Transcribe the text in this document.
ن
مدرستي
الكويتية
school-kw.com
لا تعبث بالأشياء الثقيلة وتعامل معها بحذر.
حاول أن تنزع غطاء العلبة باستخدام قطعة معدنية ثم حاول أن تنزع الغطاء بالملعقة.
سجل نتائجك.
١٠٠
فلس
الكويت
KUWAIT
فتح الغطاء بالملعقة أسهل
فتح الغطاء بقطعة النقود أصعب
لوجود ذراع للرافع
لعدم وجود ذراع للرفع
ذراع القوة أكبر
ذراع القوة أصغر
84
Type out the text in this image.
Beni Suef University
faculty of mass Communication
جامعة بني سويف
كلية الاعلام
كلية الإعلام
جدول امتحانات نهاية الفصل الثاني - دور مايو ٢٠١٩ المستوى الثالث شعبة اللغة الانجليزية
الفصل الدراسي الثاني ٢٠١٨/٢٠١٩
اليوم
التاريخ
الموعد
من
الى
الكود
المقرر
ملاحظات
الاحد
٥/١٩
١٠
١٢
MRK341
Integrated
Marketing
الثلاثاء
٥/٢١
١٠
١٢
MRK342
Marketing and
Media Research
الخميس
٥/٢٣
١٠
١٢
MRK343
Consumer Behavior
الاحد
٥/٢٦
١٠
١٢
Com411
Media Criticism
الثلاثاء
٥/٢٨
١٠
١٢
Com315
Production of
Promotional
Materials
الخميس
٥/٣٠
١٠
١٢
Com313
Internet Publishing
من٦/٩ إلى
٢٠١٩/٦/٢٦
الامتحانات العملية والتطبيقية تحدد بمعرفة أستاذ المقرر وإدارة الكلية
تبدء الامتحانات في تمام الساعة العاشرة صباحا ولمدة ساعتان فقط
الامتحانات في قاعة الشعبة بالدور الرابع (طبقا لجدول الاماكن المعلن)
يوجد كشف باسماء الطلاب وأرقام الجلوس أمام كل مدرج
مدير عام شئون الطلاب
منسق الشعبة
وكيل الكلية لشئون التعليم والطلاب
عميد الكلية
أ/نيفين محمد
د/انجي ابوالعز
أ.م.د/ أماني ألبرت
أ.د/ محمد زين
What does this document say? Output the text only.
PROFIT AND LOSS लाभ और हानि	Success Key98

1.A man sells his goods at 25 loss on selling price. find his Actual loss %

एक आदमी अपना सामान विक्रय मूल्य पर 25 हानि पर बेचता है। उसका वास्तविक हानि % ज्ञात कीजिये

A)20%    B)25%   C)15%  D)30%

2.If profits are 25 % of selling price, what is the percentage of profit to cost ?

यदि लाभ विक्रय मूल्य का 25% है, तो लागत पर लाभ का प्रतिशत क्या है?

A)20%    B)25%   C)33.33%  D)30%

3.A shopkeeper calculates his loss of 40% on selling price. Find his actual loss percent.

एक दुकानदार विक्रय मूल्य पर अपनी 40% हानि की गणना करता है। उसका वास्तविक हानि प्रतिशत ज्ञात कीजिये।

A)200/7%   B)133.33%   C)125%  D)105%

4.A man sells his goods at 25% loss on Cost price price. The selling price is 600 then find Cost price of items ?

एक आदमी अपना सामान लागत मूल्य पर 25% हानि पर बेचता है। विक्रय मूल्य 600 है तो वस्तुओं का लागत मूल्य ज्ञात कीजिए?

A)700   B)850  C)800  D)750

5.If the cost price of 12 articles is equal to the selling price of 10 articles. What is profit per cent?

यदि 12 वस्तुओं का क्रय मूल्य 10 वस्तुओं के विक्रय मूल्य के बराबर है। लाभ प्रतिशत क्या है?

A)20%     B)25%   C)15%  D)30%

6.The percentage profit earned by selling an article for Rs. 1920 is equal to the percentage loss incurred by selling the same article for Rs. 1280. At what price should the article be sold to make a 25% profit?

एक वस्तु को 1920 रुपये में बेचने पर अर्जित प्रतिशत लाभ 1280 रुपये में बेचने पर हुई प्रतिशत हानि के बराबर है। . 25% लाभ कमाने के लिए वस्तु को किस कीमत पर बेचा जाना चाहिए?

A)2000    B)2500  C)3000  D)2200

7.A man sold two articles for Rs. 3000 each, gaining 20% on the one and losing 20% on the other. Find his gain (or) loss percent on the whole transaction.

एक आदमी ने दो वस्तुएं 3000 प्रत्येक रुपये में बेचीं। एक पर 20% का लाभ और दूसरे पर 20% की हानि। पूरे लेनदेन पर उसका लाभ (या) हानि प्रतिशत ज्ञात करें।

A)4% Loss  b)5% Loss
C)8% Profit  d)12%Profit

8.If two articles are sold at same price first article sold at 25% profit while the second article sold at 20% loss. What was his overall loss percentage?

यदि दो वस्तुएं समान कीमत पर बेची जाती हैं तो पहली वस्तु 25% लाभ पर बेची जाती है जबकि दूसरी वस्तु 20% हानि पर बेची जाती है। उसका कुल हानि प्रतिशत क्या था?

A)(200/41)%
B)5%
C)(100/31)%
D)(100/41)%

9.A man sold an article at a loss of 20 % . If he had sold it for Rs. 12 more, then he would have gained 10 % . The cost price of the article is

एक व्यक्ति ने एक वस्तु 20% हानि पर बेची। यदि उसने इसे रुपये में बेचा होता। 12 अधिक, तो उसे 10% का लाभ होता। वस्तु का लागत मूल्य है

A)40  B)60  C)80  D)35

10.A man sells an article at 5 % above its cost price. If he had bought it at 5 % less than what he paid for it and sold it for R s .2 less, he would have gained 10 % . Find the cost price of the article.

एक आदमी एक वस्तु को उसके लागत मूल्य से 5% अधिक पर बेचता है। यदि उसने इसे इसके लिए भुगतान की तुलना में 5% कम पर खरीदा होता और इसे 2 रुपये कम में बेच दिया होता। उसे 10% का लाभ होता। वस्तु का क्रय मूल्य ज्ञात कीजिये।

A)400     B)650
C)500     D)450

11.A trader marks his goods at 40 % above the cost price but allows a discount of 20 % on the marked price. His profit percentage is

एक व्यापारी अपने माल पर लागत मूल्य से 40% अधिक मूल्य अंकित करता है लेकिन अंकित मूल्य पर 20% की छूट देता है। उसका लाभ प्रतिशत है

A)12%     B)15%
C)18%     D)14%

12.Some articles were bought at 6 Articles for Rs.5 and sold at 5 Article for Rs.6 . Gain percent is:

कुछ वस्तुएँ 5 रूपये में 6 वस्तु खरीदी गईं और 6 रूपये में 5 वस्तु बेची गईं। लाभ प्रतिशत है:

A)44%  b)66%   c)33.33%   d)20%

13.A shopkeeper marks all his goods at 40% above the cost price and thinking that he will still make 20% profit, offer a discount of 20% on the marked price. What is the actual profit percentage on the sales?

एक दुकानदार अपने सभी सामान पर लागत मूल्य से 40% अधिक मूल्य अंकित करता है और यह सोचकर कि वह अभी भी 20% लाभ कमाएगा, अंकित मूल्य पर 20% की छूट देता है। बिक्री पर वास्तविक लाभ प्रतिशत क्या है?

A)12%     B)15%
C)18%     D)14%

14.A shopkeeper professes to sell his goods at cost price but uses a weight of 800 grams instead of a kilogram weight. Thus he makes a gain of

-=-=-

> [INSTRUCTIONS TO FOLLOW] Transcribe all of the lines in the records precisely.

> [SOLUTION FOR THIS EXERCISE]
Transcribe the text in this document.
ن
مدرستي
الكويتية
school-kw.com
لا تعبث بالأشياء الثقيلة وتعامل معها بحذر.
حاول أن تنزع غطاء العلبة باستخدام قطعة معدنية ثم حاول أن تنزع الغطاء بالملعقة.
سجل نتائجك.
١٠٠
فلس
الكويت
KUWAIT
فتح الغطاء بالملعقة أسهل
فتح الغطاء بقطعة النقود أصعب
لوجود ذراع للرافع
لعدم وجود ذراع للرفع
ذراع القوة أكبر
ذراع القوة أصغر
84
Type out the text in this image.
Beni Suef University
faculty of mass Communication
جامعة بني سويف
كلية الاعلام
كلية الإعلام
جدول امتحانات نهاية الفصل الثاني - دور مايو ٢٠١٩ المستوى الثالث شعبة اللغة الانجليزية
الفصل الدراسي الثاني ٢٠١٨/٢٠١٩
اليوم
التاريخ
الموعد
من
الى
الكود
المقرر
ملاحظات
الاحد
٥/١٩
١٠
١٢
MRK341
Integrated
Marketing
الثلاثاء
٥/٢١
١٠
١٢
MRK342
Marketing and
Media Research
الخميس
٥/٢٣
١٠
١٢
MRK343
Consumer Behavior
الاحد
٥/٢٦
١٠
١٢
Com411
Media Criticism
الثلاثاء
٥/٢٨
١٠
١٢
Com315
Production of
Promotional
Materials
الخميس
٥/٣٠
١٠
١٢
Com313
Internet Publishing
من٦/٩ إلى
٢٠١٩/٦/٢٦
الامتحانات العملية والتطبيقية تحدد بمعرفة أستاذ المقرر وإدارة الكلية
تبدء الامتحانات في تمام الساعة العاشرة صباحا ولمدة ساعتان فقط
الامتحانات في قاعة الشعبة بالدور الرابع (طبقا لجدول الاماكن المعلن)
يوجد كشف باسماء الطلاب وأرقام الجلوس أمام كل مدرج
مدير عام شئون الطلاب
منسق الشعبة
وكيل الكلية لشئون التعليم والطلاب
عميد الكلية
أ/نيفين محمد
د/انجي ابوالعز
أ.م.د/ أماني ألبرت
أ.د/ محمد زين
What does this document say? Output the text only.
PROFIT AND LOSS लाभ और हानि	Success Key98

1.A man sells his goods at 25 loss on selling price. find his Actual loss %

एक आदमी अपना सामान विक्रय मूल्य पर 25 हानि पर बेचता है। उसका वास्तविक हानि % ज्ञात कीजिये

A)20%    B)25%   C)15%  D)30%

2.If profits are 25 % of selling price, what is the percentage of profit to cost ?

यदि लाभ विक्रय मूल्य का 25% है, तो लागत पर लाभ का प्रतिशत क्या है?

A)20%    B)25%   C)33.33%  D)30%

3.A shopkeeper calculates his loss of 40% on selling price. Find his actual loss percent.

एक दुकानदार विक्रय मूल्य पर अपनी 40% हानि की गणना करता है। उसका वास्तविक हानि प्रतिशत ज्ञात कीजिये।

A)200/7%   B)133.33%   C)125%  D)105%

4.A man sells his goods at 25% loss on Cost price price. The selling price is 600 then find Cost price of items ?

एक आदमी अपना सामान लागत मूल्य पर 25% हानि पर बेचता है। विक्रय मूल्य 600 है तो वस्तुओं का लागत मूल्य ज्ञात कीजिए?

A)700   B)850  C)800  D)750

5.If the cost price of 12 articles is equal to the selling price of 10 articles. What is profit per cent?

यदि 12 वस्तुओं का क्रय मूल्य 10 वस्तुओं के विक्रय मूल्य के बराबर है। लाभ प्रतिशत क्या है?

A)20%     B)25%   C)15%  D)30%

6.The percentage profit earned by selling an article for Rs. 1920 is equal to the percentage loss incurred by selling the same article for Rs. 1280. At what price should the article be sold to make a 25% profit?

एक वस्तु को 1920 रुपये में बेचने पर अर्जित प्रतिशत लाभ 1280 रुपये में बेचने पर हुई प्रतिशत हानि के बराबर है। . 25% लाभ कमाने के लिए वस्तु को किस कीमत पर बेचा जाना चाहिए?

A)2000    B)2500  C)3000  D)2200

7.A man sold two articles for Rs. 3000 each, gaining 20% on the one and losing 20% on the other. Find his gain (or) loss percent on the whole transaction.

एक आदमी ने दो वस्तुएं 3000 प्रत्येक रुपये में बेचीं। एक पर 20% का लाभ और दूसरे पर 20% की हानि। पूरे लेनदेन पर उसका लाभ (या) हानि प्रतिशत ज्ञात करें।

A)4% Loss  b)5% Loss
C)8% Profit  d)12%Profit

8.If two articles are sold at same price first article sold at 25% profit while the second article sold at 20% loss. What was his overall loss percentage?

यदि दो वस्तुएं समान कीमत पर बेची जाती हैं तो पहली वस्तु 25% लाभ पर बेची जाती है जबकि दूसरी वस्तु 20% हानि पर बेची जाती है। उसका कुल हानि प्रतिशत क्या था?

A)(200/41)%
B)5%
C)(100/31)%
D)(100/41)%

9.A man sold an article at a loss of 20 % . If he had sold it for Rs. 12 more, then he would have gained 10 % . The cost price of the article is

एक व्यक्ति ने एक वस्तु 20% हानि पर बेची। यदि उसने इसे रुपये में बेचा होता। 12 अधिक, तो उसे 10% का लाभ होता। वस्तु का लागत मूल्य है

A)40  B)60  C)80  D)35

10.A man sells an article at 5 % above its cost price. If he had bought it at 5 % less than what he paid for it and sold it for R s .2 less, he would have gained 10 % . Find the cost price of the article.

एक आदमी एक वस्तु को उसके लागत मूल्य से 5% अधिक पर बेचता है। यदि उसने इसे इसके लिए भुगतान की तुलना में 5% कम पर खरीदा होता और इसे 2 रुपये कम में बेच दिया होता। उसे 10% का लाभ होता। वस्तु का क्रय मूल्य ज्ञात कीजिये।

A)400     B)650
C)500     D)450

11.A trader marks his goods at 40 % above the cost price but allows a discount of 20 % on the marked price. His profit percentage is

एक व्यापारी अपने माल पर लागत मूल्य से 40% अधिक मूल्य अंकित करता है लेकिन अंकित मूल्य पर 20% की छूट देता है। उसका लाभ प्रतिशत है

A)12%     B)15%
C)18%     D)14%

12.Some articles were bought at 6 Articles for Rs.5 and sold at 5 Article for Rs.6 . Gain percent is:

कुछ वस्तुएँ 5 रूपये में 6 वस्तु खरीदी गईं और 6 रूपये में 5 वस्तु बेची गईं। लाभ प्रतिशत है:

A)44%  b)66%   c)33.33%   d)20%

13.A shopkeeper marks all his goods at 40% above the cost price and thinking that he will still make 20% profit, offer a discount of 20% on the marked price. What is the actual profit percentage on the sales?

एक दुकानदार अपने सभी सामान पर लागत मूल्य से 40% अधिक मूल्य अंकित करता है और यह सोचकर कि वह अभी भी 20% लाभ कमाएगा, अंकित मूल्य पर 20% की छूट देता है। बिक्री पर वास्तविक लाभ प्रतिशत क्या है?

A)12%     B)15%
C)18%     D)14%

14.A shopkeeper professes to sell his goods at cost price but uses a weight of 800 grams instead of a kilogram weight. Thus he makes a gain of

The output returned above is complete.